**WHAT YOU SHOULD DO:** Extract the complete data exactly as given.

**ENTRIES SUPPLIED:**
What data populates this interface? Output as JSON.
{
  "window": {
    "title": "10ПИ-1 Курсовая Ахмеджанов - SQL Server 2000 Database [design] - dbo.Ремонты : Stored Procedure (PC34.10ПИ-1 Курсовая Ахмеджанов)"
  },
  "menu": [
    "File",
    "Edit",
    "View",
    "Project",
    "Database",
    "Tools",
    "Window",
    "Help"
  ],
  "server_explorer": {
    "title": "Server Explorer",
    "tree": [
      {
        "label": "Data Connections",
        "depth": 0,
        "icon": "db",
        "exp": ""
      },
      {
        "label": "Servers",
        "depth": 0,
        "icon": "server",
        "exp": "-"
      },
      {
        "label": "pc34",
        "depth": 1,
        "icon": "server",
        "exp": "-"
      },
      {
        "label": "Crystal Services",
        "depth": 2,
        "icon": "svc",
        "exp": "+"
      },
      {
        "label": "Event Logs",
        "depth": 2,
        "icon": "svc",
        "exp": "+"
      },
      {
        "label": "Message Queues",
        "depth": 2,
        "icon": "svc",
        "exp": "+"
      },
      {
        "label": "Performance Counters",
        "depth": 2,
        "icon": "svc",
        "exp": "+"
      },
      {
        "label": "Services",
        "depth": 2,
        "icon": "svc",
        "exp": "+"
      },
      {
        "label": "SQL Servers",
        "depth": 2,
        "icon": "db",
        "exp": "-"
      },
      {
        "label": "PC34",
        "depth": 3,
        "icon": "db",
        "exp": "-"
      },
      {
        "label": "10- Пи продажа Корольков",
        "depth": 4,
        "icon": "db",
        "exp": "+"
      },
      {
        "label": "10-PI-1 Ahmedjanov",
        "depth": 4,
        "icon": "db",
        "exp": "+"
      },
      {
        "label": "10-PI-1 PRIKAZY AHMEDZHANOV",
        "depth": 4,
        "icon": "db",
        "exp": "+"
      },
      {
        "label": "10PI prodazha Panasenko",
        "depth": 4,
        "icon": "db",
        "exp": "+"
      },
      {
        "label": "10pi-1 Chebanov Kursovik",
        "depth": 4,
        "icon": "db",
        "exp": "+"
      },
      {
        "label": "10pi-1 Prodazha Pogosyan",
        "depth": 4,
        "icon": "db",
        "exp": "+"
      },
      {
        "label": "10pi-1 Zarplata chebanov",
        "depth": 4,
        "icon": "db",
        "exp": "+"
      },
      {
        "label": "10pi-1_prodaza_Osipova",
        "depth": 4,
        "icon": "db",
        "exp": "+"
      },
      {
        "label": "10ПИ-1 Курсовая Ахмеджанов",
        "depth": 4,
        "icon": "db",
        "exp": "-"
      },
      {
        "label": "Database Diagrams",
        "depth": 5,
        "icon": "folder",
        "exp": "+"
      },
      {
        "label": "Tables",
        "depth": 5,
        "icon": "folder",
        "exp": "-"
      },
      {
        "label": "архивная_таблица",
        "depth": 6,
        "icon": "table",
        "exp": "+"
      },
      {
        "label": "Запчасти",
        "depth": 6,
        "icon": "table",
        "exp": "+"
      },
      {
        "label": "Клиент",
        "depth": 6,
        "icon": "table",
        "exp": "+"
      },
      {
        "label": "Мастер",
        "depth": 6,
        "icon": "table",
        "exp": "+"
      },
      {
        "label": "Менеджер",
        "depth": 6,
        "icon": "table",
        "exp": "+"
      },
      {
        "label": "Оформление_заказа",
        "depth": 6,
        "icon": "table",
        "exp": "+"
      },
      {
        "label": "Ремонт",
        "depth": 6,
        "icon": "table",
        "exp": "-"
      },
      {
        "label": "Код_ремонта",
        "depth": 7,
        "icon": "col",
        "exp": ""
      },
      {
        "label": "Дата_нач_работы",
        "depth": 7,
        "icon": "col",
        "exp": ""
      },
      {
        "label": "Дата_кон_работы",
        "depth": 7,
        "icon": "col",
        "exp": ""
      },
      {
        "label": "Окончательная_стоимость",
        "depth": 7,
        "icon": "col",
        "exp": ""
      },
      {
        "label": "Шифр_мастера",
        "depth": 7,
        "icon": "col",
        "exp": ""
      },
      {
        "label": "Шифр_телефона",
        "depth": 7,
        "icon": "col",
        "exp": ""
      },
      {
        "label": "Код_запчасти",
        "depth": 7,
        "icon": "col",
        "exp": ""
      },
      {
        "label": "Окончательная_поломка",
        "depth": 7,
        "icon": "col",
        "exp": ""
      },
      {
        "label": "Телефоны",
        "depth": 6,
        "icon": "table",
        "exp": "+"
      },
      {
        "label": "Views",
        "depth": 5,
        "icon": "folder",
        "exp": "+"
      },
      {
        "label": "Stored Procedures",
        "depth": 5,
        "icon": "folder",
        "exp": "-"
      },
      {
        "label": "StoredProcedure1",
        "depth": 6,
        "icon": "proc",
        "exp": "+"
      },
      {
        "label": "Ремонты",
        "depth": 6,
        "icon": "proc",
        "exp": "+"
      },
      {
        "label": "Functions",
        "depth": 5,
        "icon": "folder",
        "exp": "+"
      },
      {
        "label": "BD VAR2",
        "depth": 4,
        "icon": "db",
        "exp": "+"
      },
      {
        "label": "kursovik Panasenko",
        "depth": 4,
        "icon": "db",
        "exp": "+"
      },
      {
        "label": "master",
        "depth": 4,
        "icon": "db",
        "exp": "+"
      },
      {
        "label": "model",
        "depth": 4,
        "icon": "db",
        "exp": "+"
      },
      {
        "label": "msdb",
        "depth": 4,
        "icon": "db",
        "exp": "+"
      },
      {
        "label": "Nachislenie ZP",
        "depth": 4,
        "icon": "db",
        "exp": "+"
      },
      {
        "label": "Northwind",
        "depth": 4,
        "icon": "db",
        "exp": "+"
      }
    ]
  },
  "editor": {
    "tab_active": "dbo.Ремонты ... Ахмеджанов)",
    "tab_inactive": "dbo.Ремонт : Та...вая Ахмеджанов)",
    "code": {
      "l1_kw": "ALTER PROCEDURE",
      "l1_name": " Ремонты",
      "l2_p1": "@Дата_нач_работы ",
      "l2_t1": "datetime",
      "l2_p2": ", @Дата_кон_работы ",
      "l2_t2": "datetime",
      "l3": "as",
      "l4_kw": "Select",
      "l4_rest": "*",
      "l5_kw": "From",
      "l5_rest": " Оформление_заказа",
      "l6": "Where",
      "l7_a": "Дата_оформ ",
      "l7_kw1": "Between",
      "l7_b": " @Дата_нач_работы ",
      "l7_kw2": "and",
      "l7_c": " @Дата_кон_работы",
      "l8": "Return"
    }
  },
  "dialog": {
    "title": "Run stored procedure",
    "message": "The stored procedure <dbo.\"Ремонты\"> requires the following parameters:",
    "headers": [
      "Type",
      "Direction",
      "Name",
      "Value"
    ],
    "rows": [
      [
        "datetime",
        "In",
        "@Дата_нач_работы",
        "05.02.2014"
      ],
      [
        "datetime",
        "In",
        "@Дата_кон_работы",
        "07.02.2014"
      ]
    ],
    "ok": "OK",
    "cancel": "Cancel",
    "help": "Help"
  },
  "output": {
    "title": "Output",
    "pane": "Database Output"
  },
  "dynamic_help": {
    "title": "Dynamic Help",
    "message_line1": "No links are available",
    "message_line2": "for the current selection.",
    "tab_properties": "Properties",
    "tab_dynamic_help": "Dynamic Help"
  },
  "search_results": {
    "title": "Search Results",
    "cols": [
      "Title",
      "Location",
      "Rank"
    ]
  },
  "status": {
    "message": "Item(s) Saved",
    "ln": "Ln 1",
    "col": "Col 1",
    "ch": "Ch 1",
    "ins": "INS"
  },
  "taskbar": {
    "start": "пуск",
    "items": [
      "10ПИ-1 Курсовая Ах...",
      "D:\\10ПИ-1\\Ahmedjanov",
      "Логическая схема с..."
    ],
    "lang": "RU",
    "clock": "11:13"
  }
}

**FINISHED TASK:**
What data populates this interface? Output as JSON.
{
  "window": {
    "title": "10ПИ-1 Курсовая Ахмеджанов - SQL Server 2000 Database [design] - dbo.Ремонты : Stored Procedure (PC34.10ПИ-1 Курсовая Ахмеджанов)"
  },
  "menu": [
    "File",
    "Edit",
    "View",
    "Project",
    "Database",
    "Tools",
    "Window",
    "Help"
  ],
  "server_explorer": {
    "title": "Server Explorer",
    "tree": [
      {
        "label": "Data Connections",
        "depth": 0,
        "icon": "db",
        "exp": ""
      },
      {
        "label": "Servers",
        "depth": 0,
        "icon": "server",
        "exp": "-"
      },
      {
        "label": "pc34",
        "depth": 1,
        "icon": "server",
        "exp": "-"
      },
      {
        "label": "Crystal Services",
        "depth": 2,
        "icon": "svc",
        "exp": "+"
      },
      {
        "label": "Event Logs",
        "depth": 2,
        "icon": "svc",
        "exp": "+"
      },
      {
        "label": "Message Queues",
        "depth": 2,
        "icon": "svc",
        "exp": "+"
      },
      {
        "label": "Performance Counters",
        "depth": 2,
        "icon": "svc",
        "exp": "+"
      },
      {
        "label": "Services",
        "depth": 2,
        "icon": "svc",
        "exp": "+"
      },
      {
        "label": "SQL Servers",
        "depth": 2,
        "icon": "db",
        "exp": "-"
      },
      {
        "label": "PC34",
        "depth": 3,
        "icon": "db",
        "exp": "-"
      },
      {
        "label": "10- Пи продажа Корольков",
        "depth": 4,
        "icon": "db",
        "exp": "+"
      },
      {
        "label": "10-PI-1 Ahmedjanov",
        "depth": 4,
        "icon": "db",
        "exp": "+"
      },
      {
        "label": "10-PI-1 PRIKAZY AHMEDZHANOV",
        "depth": 4,
        "icon": "db",
        "exp": "+"
      },
      {
        "label": "10PI prodazha Panasenko",
        "depth": 4,
        "icon": "db",
        "exp": "+"
      },
      {
        "label": "10pi-1 Chebanov Kursovik",
        "depth": 4,
        "icon": "db",
        "exp": "+"
      },
      {
        "label": "10pi-1 Prodazha Pogosyan",
        "depth": 4,
        "icon": "db",
        "exp": "+"
      },
      {
        "label": "10pi-1 Zarplata chebanov",
        "depth": 4,
        "icon": "db",
        "exp": "+"
      },
      {
        "label": "10pi-1_prodaza_Osipova",
        "depth": 4,
        "icon": "db",
        "exp": "+"
      },
      {
        "label": "10ПИ-1 Курсовая Ахмеджанов",
        "depth": 4,
        "icon": "db",
        "exp": "-"
      },
      {
        "label": "Database Diagrams",
        "depth": 5,
        "icon": "folder",
        "exp": "+"
      },
      {
        "label": "Tables",
        "depth": 5,
        "icon": "folder",
        "exp": "-"
      },
      {
        "label": "архивная_таблица",
        "depth": 6,
        "icon": "table",
        "exp": "+"
      },
      {
        "label": "Запчасти",
        "depth": 6,
        "icon": "table",
        "exp": "+"
      },
      {
        "label": "Клиент",
        "depth": 6,
        "icon": "table",
        "exp": "+"
      },
      {
        "label": "Мастер",
        "depth": 6,
        "icon": "table",
        "exp": "+"
      },
      {
        "label": "Менеджер",
        "depth": 6,
        "icon": "table",
        "exp": "+"
      },
      {
        "label": "Оформление_заказа",
        "depth": 6,
        "icon": "table",
        "exp": "+"
      },
      {
        "label": "Ремонт",
        "depth": 6,
        "icon": "table",
        "exp": "-"
      },
      {
        "label": "Код_ремонта",
        "depth": 7,
        "icon": "col",
        "exp": ""
      },
      {
        "label": "Дата_нач_работы",
        "depth": 7,
        "icon": "col",
        "exp": ""
      },
      {
        "label": "Дата_кон_работы",
        "depth": 7,
        "icon": "col",
        "exp": ""
      },
      {
        "label": "Окончательная_стоимость",
        "depth": 7,
        "icon": "col",
        "exp": ""
      },
      {
        "label": "Шифр_мастера",
        "depth": 7,
        "icon": "col",
        "exp": ""
      },
      {
        "label": "Шифр_телефона",
        "depth": 7,
        "icon": "col",
        "exp": ""
      },
      {
        "label": "Код_запчасти",
        "depth": 7,
        "icon": "col",
        "exp": ""
      },
      {
        "label": "Окончательная_поломка",
        "depth": 7,
        "icon": "col",
        "exp": ""
      },
      {
        "label": "Телефоны",
        "depth": 6,
        "icon": "table",
        "exp": "+"
      },
      {
        "label": "Views",
        "depth": 5,
        "icon": "folder",
        "exp": "+"
      },
      {
        "label": "Stored Procedures",
        "depth": 5,
        "icon": "folder",
        "exp": "-"
      },
      {
        "label": "StoredProcedure1",
        "depth": 6,
        "icon": "proc",
        "exp": "+"
      },
      {
        "label": "Ремонты",
        "depth": 6,
        "icon": "proc",
        "exp": "+"
      },
      {
        "label": "Functions",
        "depth": 5,
        "icon": "folder",
        "exp": "+"
      },
      {
        "label": "BD VAR2",
        "depth": 4,
        "icon": "db",
        "exp": "+"
      },
      {
        "label": "kursovik Panasenko",
        "depth": 4,
        "icon": "db",
        "exp": "+"
      },
      {
        "label": "master",
        "depth": 4,
        "icon": "db",
        "exp": "+"
      },
      {
        "label": "model",
        "depth": 4,
        "icon": "db",
        "exp": "+"
      },
      {
        "label": "msdb",
        "depth": 4,
        "icon": "db",
        "exp": "+"
      },
      {
        "label": "Nachislenie ZP",
        "depth": 4,
        "icon": "db",
        "exp": "+"
      },
      {
        "label": "Northwind",
        "depth": 4,
        "icon": "db",
        "exp": "+"
      }
    ]
  },
  "editor": {
    "tab_active": "dbo.Ремонты ... Ахмеджанов)",
    "tab_inactive": "dbo.Ремонт : Та...вая Ахмеджанов)",
    "code": {
      "l1_kw": "ALTER PROCEDURE",
      "l1_name": " Ремонты",
      "l2_p1": "@Дата_нач_работы ",
      "l2_t1": "datetime",
      "l2_p2": ", @Дата_кон_работы ",
      "l2_t2": "datetime",
      "l3": "as",
      "l4_kw": "Select",
      "l4_rest": "*",
      "l5_kw": "From",
      "l5_rest": " Оформление_заказа",
      "l6": "Where",
      "l7_a": "Дата_оформ ",
      "l7_kw1": "Between",
      "l7_b": " @Дата_нач_работы ",
      "l7_kw2": "and",
      "l7_c": " @Дата_кон_работы",
      "l8": "Return"
    }
  },
  "dialog": {
    "title": "Run stored procedure",
    "message": "The stored procedure <dbo.\"Ремонты\"> requires the following parameters:",
    "headers": [
      "Type",
      "Direction",
      "Name",
      "Value"
    ],
    "rows": [
      [
        "datetime",
        "In",
        "@Дата_нач_работы",
        "05.02.2014"
      ],
      [
        "datetime",
        "In",
        "@Дата_кон_работы",
        "07.02.2014"
      ]
    ],
    "ok": "OK",
    "cancel": "Cancel",
    "help": "Help"
  },
  "output": {
    "title": "Output",
    "pane": "Database Output"
  },
  "dynamic_help": {
    "title": "Dynamic Help",
    "message_line1": "No links are available",
    "message_line2": "for the current selection.",
    "tab_properties": "Properties",
    "tab_dynamic_help": "Dynamic Help"
  },
  "search_results": {
    "title": "Search Results",
    "cols": [
      "Title",
      "Location",
      "Rank"
    ]
  },
  "status": {
    "message": "Item(s) Saved",
    "ln": "Ln 1",
    "col": "Col 1",
    "ch": "Ch 1",
    "ins": "INS"
  },
  "taskbar": {
    "start": "пуск",
    "items": [
      "10ПИ-1 Курсовая Ах...",
      "D:\\10ПИ-1\\Ahmedjanov",
      "Логическая схема с..."
    ],
    "lang": "RU",
    "clock": "11:13"
  }
}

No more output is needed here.